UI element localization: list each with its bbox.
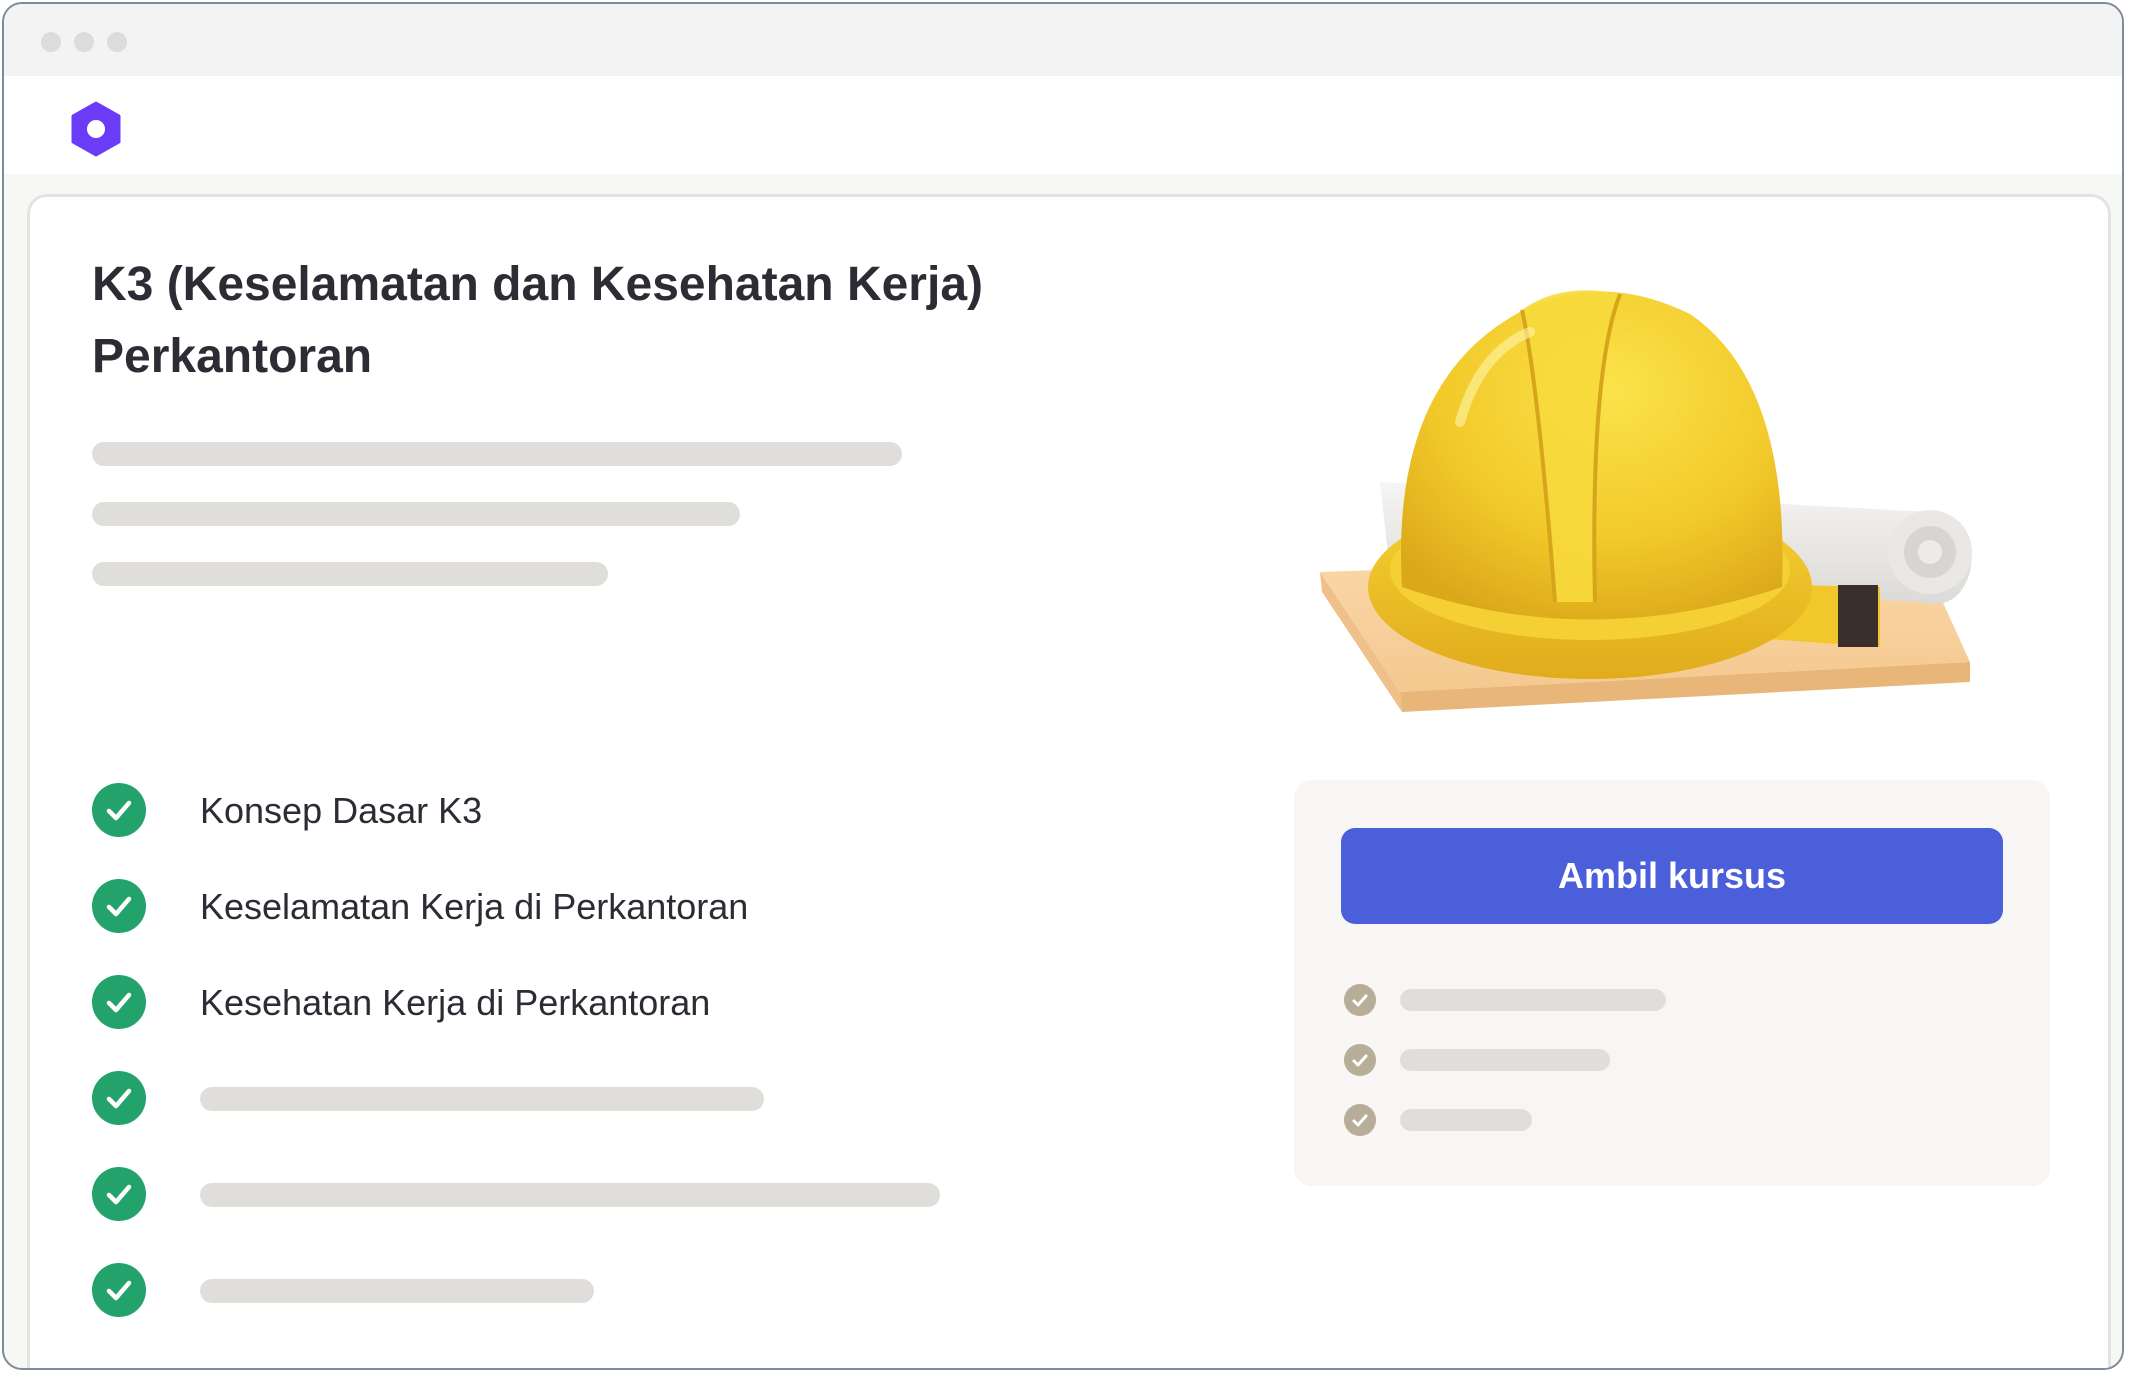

════════════════════

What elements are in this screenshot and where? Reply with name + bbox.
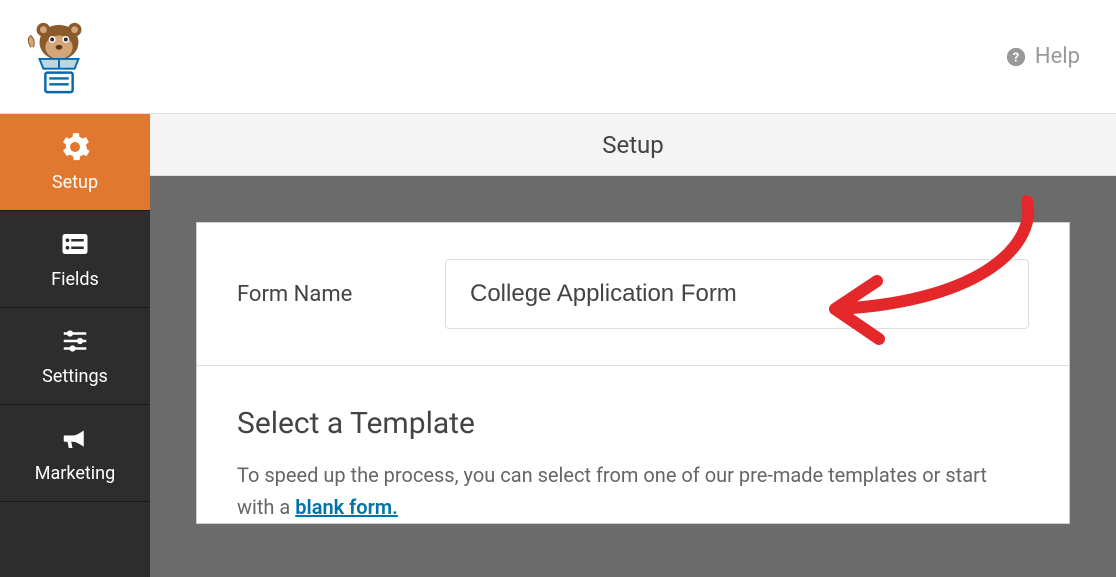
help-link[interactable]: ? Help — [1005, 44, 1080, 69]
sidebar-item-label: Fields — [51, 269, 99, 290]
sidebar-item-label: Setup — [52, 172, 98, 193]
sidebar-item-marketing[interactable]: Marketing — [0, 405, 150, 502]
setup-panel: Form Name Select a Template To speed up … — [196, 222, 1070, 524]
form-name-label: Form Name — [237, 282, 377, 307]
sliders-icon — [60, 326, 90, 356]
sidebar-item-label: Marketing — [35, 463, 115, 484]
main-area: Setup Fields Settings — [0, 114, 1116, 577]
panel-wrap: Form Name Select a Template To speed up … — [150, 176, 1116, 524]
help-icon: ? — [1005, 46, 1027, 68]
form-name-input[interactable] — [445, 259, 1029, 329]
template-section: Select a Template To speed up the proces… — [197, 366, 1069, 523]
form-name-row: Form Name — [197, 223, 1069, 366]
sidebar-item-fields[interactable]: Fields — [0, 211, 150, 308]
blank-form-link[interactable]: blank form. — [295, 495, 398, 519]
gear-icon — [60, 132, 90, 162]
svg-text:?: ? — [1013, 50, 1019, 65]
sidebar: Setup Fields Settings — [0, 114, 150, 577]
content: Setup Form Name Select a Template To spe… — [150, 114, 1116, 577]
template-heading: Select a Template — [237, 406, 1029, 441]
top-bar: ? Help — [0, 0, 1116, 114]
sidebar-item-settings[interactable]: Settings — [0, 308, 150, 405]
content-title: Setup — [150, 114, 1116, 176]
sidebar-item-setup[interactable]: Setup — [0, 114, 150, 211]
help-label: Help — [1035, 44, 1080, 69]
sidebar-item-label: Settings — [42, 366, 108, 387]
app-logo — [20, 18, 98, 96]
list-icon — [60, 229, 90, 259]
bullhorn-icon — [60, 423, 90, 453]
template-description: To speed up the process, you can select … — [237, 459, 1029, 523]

════════════════════

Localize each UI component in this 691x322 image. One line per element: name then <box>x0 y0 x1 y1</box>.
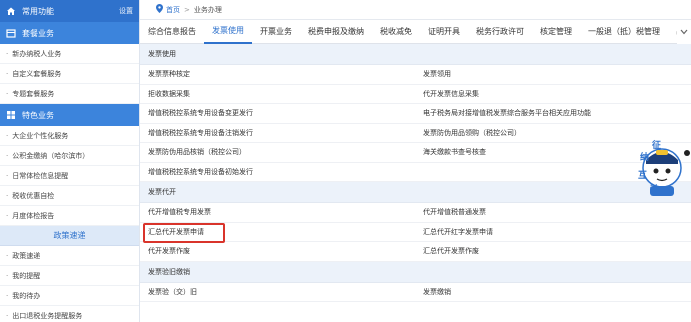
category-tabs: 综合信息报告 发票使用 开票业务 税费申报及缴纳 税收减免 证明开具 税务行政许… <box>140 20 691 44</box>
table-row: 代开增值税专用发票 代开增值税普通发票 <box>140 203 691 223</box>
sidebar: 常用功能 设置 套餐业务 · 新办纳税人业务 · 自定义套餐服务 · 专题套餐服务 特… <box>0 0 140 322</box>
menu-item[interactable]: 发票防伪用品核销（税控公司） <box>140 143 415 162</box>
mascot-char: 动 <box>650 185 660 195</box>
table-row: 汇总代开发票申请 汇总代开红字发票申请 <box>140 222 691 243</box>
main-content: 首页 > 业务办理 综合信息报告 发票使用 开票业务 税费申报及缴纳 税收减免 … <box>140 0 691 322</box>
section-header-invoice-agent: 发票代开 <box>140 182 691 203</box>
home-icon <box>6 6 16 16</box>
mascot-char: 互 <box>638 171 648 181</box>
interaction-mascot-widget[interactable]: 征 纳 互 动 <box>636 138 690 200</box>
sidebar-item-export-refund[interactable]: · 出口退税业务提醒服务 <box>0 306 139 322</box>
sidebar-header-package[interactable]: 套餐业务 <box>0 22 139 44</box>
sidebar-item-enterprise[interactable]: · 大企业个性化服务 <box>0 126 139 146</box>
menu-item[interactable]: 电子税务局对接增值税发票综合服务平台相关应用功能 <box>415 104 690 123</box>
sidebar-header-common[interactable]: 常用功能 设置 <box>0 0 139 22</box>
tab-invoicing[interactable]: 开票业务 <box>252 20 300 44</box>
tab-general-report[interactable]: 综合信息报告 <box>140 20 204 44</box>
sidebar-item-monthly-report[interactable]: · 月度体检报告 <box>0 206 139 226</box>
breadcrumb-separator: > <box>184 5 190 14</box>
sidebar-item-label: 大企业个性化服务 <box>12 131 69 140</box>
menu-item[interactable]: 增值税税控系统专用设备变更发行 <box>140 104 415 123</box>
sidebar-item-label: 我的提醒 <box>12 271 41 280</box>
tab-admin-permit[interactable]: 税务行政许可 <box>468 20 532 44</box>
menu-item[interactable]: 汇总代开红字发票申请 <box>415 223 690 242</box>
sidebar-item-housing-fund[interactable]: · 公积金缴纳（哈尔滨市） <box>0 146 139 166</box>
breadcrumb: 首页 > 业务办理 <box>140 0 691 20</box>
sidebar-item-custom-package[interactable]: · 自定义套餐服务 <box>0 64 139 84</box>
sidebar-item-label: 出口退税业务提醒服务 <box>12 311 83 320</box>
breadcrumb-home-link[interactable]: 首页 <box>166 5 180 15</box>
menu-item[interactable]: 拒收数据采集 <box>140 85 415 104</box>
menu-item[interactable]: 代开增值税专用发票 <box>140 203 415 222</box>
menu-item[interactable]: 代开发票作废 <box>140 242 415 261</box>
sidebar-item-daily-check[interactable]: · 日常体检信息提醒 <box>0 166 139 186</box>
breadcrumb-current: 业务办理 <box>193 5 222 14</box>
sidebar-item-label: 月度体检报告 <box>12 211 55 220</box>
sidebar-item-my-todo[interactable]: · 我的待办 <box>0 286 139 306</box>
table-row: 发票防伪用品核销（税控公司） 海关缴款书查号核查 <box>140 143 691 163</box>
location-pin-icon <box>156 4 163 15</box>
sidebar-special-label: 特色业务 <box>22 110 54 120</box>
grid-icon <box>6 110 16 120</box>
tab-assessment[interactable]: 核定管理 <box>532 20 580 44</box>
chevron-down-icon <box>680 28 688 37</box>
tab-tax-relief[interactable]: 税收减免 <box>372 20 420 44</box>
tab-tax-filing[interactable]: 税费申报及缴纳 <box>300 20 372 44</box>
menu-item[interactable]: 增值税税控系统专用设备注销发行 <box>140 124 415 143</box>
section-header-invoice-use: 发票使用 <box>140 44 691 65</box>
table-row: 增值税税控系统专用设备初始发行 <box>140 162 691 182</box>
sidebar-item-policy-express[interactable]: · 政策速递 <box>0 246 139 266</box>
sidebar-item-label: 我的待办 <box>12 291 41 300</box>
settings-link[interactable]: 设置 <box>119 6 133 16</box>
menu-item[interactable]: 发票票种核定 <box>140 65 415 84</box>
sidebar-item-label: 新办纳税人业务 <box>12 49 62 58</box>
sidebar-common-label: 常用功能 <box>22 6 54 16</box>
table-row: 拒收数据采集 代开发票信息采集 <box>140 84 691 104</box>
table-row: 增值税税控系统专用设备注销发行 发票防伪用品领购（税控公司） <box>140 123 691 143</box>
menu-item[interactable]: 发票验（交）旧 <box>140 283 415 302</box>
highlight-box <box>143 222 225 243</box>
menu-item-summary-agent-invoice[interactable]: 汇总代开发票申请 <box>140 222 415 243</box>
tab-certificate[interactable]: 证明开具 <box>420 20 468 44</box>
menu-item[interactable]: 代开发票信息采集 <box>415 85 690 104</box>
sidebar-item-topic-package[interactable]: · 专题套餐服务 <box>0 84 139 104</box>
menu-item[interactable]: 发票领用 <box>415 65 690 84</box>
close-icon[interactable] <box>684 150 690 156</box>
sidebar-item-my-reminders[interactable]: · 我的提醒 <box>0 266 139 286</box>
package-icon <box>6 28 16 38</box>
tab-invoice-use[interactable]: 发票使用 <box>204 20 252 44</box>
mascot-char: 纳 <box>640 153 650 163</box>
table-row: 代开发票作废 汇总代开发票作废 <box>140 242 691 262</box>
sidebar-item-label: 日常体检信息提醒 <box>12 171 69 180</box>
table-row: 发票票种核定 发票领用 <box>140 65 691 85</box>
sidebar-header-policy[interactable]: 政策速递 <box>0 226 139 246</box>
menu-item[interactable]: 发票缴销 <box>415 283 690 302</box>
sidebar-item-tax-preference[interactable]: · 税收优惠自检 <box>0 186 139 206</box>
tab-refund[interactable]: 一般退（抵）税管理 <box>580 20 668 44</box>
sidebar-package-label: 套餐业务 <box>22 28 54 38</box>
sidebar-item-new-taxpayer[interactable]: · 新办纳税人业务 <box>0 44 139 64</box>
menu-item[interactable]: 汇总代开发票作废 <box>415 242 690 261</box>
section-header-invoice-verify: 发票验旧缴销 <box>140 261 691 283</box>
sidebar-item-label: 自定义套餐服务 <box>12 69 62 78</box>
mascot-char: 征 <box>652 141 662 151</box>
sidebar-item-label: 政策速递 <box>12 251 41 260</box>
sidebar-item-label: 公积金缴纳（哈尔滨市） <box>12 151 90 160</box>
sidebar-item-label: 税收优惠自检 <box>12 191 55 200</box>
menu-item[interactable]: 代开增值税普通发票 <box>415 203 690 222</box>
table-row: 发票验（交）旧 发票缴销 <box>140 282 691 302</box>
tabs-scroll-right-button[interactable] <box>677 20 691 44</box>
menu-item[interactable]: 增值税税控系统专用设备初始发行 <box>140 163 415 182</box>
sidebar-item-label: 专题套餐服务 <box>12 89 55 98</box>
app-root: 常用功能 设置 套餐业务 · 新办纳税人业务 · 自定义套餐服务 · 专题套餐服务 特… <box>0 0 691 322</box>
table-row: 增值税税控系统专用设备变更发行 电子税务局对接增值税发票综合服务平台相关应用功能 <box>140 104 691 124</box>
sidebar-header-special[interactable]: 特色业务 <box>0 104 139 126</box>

════════════════════

[GOAL OF THE EXERCISE] Arrange the lines as a Markdown table with columns Num and Content, starting with the line containing "What elements are" and going on through the line containing "template-description: To speed". Put a row number in Num and the line in Content, skip blank lines, and leave out the pictures.

[WORKED ANSWER]
| Num | Content |
|---|---|
| 1 | What elements are in this screenshot and where? Reply with name + bbox. |
| 2 | help-link[interactable]: ? Help — [1005, 44, 1080, 69] |
| 3 | sidebar-item-label: Fields — [51, 269, 99, 290] |
| 4 | sidebar-item-label: Setup — [52, 172, 98, 193] |
| 5 | sidebar-item-marketing[interactable]: Marketing — [0, 405, 150, 502] |
| 6 | setup-panel: Form Name Select a Template To speed up … — [196, 222, 1070, 524] |
| 7 | form-name-label: Form Name — [237, 282, 377, 307] |
| 8 | sliders-icon — [60, 326, 90, 356] |
| 9 | sidebar-item-label: Marketing — [35, 463, 115, 484] |
| 10 | main-area: Setup Fields Settings — [0, 114, 1116, 577] |
| 11 | panel-wrap: Form Name Select a Template To speed up … — [150, 176, 1116, 524] |
| 12 | help-icon: ? — [1005, 46, 1027, 68] |
| 13 | form-name-input[interactable] — [445, 259, 1029, 329] |
| 14 | template-section: Select a Template To speed up the proces… — [197, 366, 1069, 523] |
| 15 | form-name-row: Form Name — [197, 223, 1069, 366] |
| 16 | sidebar-item-fields[interactable]: Fields — [0, 211, 150, 308] |
| 17 | blank-form-link[interactable]: blank form. — [295, 495, 398, 519] |
| 18 | gear-icon — [60, 132, 90, 162] |
| 19 | svg-text:?: ? — [1013, 50, 1019, 65] |
| 20 | sidebar: Setup Fields Settings — [0, 114, 150, 577] |
| 21 | content: Setup Form Name Select a Template To spe… — [150, 114, 1116, 577] |
| 22 | template-heading: Select a Template — [237, 406, 1029, 441] |
| 23 | top-bar: ? Help — [0, 0, 1116, 114] |
| 24 | sidebar-item-settings[interactable]: Settings — [0, 308, 150, 405] |
| 25 | content-title: Setup — [150, 114, 1116, 176] |
| 26 | sidebar-item-setup[interactable]: Setup — [0, 114, 150, 211] |
| 27 | help-label: Help — [1035, 44, 1080, 69] |
| 28 | sidebar-item-label: Settings — [42, 366, 108, 387] |
| 29 | app-logo — [20, 18, 98, 96] |
| 30 | list-icon — [60, 229, 90, 259] |
| 31 | bullhorn-icon — [60, 423, 90, 453] |
| 32 | template-description: To speed up the process, you can select … — [237, 459, 1029, 523] |